▸ What is expected: Pick out all lines of the entries that include the word "Shawcor" and copy them.
★ ★ ★ ★ ★ ★ ★
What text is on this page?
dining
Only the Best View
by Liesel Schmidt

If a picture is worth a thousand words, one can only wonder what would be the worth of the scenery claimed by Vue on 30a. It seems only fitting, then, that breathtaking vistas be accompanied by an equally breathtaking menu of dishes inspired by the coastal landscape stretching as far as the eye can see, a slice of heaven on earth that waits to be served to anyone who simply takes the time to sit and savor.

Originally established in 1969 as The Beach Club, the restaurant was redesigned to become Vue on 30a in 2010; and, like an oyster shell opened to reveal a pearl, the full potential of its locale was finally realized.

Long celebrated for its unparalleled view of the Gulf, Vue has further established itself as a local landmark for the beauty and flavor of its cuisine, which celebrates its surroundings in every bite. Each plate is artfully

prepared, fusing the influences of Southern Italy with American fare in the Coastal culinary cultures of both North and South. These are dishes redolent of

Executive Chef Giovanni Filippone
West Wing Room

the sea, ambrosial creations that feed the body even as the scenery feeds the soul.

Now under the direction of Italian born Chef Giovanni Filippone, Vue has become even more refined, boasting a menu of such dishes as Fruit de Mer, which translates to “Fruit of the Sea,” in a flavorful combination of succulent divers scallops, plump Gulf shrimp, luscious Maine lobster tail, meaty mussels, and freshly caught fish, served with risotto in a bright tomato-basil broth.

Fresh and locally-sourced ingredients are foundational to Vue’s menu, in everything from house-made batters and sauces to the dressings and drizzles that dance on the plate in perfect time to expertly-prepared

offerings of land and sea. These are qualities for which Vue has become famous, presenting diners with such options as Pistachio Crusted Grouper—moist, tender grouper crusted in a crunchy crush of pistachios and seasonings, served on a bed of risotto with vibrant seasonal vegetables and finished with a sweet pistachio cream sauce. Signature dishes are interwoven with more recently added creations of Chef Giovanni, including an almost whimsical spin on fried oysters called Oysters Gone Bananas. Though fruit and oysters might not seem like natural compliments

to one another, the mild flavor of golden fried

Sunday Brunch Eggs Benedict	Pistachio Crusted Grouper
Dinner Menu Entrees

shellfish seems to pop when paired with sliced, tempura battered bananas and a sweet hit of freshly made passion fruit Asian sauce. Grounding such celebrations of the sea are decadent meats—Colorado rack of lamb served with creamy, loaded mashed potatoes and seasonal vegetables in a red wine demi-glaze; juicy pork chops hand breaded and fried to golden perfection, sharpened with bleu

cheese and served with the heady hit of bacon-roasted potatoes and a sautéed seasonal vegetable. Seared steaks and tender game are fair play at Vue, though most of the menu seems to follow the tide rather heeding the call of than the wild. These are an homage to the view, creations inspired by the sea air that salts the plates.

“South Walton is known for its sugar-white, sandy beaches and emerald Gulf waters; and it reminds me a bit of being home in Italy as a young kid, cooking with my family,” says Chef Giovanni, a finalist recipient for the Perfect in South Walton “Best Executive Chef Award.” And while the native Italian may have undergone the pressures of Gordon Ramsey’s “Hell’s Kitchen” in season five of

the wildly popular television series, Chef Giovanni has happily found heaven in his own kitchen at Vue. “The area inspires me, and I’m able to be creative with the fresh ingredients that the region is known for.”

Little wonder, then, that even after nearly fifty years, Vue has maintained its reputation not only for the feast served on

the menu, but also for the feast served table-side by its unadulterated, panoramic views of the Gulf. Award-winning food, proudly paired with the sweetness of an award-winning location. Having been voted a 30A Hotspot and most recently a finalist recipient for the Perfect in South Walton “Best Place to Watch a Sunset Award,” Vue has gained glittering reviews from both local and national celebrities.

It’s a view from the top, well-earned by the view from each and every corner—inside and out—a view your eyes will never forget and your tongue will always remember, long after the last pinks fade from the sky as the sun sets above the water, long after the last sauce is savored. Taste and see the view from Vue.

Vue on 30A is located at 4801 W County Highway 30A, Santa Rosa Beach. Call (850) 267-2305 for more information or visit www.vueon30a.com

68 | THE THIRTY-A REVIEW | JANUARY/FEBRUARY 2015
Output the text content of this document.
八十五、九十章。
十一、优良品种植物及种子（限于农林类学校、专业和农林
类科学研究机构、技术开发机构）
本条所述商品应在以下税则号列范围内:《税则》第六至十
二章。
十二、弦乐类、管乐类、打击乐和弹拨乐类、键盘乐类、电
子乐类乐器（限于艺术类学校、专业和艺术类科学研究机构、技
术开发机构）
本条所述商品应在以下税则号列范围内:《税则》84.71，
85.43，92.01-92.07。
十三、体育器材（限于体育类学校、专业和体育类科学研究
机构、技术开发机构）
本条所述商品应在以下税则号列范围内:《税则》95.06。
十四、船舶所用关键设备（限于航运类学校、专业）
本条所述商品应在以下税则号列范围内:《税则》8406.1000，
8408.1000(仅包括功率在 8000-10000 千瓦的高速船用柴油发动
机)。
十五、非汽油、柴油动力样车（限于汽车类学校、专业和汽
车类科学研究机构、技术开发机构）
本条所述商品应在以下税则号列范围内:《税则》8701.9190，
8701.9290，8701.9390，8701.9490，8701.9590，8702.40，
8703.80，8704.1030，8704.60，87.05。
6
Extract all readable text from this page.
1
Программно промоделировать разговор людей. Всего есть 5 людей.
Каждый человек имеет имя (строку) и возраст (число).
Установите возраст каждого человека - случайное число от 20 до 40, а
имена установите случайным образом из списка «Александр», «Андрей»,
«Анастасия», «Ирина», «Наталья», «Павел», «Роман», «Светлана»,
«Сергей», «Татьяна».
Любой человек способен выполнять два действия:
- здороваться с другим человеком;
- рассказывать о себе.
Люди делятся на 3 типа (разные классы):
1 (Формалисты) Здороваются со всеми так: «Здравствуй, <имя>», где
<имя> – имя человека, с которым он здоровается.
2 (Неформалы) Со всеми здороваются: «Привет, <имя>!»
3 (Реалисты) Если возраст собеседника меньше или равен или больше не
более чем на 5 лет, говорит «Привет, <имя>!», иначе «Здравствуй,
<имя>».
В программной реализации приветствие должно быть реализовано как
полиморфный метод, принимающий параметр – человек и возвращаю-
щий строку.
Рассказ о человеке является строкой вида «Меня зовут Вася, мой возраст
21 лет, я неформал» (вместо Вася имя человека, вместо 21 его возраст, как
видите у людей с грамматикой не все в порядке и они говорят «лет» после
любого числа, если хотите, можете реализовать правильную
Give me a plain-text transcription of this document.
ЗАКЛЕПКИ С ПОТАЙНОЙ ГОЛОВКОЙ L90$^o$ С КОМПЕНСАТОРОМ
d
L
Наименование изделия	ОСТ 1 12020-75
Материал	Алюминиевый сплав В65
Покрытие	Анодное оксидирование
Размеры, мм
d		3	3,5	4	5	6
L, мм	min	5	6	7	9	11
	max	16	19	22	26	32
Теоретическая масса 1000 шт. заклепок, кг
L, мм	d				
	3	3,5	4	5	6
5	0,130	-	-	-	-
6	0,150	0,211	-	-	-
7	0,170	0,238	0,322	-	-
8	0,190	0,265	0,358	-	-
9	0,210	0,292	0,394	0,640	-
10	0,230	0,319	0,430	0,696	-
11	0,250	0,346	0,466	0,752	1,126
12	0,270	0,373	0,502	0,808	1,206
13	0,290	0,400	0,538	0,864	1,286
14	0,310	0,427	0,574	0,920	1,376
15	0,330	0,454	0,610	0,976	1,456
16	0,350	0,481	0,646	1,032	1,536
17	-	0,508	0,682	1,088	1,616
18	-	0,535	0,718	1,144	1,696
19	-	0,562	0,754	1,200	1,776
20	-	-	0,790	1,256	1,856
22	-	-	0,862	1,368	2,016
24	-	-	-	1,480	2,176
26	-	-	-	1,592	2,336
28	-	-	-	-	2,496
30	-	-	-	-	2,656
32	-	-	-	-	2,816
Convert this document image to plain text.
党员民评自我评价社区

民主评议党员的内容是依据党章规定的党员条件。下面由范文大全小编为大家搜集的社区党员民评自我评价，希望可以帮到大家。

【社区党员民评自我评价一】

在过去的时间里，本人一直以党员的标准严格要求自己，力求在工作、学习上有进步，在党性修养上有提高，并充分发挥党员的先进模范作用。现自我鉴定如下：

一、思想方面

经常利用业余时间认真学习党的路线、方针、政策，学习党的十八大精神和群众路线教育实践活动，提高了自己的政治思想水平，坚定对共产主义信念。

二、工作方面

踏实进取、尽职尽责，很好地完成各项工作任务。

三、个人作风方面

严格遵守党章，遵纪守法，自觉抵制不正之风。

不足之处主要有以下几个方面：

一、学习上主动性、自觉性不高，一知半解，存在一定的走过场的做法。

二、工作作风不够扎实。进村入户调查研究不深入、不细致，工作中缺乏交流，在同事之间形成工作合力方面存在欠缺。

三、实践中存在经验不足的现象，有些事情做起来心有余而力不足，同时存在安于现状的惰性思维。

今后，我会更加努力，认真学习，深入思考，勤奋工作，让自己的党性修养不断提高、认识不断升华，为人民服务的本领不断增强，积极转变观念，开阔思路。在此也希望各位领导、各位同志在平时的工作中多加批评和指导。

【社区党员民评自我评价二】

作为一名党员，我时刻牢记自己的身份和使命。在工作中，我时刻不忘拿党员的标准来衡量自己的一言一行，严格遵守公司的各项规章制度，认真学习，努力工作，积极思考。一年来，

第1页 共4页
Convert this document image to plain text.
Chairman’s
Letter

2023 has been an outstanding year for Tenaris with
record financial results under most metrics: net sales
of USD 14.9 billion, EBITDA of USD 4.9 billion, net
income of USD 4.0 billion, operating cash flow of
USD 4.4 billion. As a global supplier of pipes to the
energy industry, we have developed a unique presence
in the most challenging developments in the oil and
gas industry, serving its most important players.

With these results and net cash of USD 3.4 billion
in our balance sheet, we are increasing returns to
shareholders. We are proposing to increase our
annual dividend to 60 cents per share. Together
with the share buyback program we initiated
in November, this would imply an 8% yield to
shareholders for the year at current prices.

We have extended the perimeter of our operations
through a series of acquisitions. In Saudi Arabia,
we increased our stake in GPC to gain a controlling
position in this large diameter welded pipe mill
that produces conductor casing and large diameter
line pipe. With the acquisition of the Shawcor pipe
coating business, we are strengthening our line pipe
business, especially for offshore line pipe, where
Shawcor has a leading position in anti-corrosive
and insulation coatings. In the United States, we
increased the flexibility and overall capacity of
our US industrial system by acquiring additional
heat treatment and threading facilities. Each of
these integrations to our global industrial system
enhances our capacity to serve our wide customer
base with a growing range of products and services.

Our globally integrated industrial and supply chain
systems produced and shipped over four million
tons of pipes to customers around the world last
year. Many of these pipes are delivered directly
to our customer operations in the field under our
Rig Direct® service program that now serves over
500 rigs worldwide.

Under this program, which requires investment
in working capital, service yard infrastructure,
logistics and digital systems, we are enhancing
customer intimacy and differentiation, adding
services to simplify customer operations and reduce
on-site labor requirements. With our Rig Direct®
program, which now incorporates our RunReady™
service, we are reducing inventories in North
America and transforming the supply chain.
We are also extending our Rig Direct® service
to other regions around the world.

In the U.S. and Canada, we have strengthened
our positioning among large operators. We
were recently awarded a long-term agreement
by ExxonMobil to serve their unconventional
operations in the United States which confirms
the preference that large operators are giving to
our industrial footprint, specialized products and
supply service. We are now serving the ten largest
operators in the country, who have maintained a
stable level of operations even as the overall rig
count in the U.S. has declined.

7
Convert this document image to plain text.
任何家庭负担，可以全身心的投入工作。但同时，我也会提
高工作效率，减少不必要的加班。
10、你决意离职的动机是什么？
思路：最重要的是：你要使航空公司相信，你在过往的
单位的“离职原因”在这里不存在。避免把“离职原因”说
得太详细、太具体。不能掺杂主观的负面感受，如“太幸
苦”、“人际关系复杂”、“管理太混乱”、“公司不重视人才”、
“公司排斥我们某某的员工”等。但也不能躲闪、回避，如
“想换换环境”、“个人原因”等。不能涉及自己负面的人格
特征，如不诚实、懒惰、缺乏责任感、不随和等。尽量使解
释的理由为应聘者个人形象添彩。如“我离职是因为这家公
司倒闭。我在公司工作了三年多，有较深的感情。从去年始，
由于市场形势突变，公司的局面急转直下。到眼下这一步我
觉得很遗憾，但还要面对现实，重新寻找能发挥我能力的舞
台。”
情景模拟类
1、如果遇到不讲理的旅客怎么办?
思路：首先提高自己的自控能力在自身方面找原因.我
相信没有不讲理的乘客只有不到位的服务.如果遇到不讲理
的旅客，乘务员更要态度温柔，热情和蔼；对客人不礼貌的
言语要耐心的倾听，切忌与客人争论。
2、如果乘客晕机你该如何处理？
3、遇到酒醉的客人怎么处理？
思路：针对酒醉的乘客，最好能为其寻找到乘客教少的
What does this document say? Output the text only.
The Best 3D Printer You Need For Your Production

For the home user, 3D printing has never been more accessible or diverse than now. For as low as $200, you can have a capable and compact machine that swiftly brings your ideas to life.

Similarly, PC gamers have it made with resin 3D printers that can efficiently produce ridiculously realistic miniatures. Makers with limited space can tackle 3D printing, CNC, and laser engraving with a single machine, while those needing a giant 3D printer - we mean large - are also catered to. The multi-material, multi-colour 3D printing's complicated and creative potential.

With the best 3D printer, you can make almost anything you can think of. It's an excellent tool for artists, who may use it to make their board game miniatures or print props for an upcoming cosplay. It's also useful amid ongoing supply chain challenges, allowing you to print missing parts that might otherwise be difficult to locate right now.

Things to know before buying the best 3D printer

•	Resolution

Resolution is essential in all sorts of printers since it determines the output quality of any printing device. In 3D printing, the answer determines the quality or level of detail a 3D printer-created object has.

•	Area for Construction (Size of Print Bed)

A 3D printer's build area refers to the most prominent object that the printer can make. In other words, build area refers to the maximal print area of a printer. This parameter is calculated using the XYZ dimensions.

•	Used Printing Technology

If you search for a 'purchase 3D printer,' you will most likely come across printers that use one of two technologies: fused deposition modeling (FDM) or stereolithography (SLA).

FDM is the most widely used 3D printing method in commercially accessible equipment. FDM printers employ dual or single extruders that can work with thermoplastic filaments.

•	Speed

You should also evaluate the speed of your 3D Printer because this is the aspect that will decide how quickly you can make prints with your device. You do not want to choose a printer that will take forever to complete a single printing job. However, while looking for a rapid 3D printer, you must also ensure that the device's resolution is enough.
★ ★ ★ ★ ★ ★ ★
▸ Task result:
line pipe. With the acquisition of the Shawcor pipe
Shawcor has a leading position in anti-corrosive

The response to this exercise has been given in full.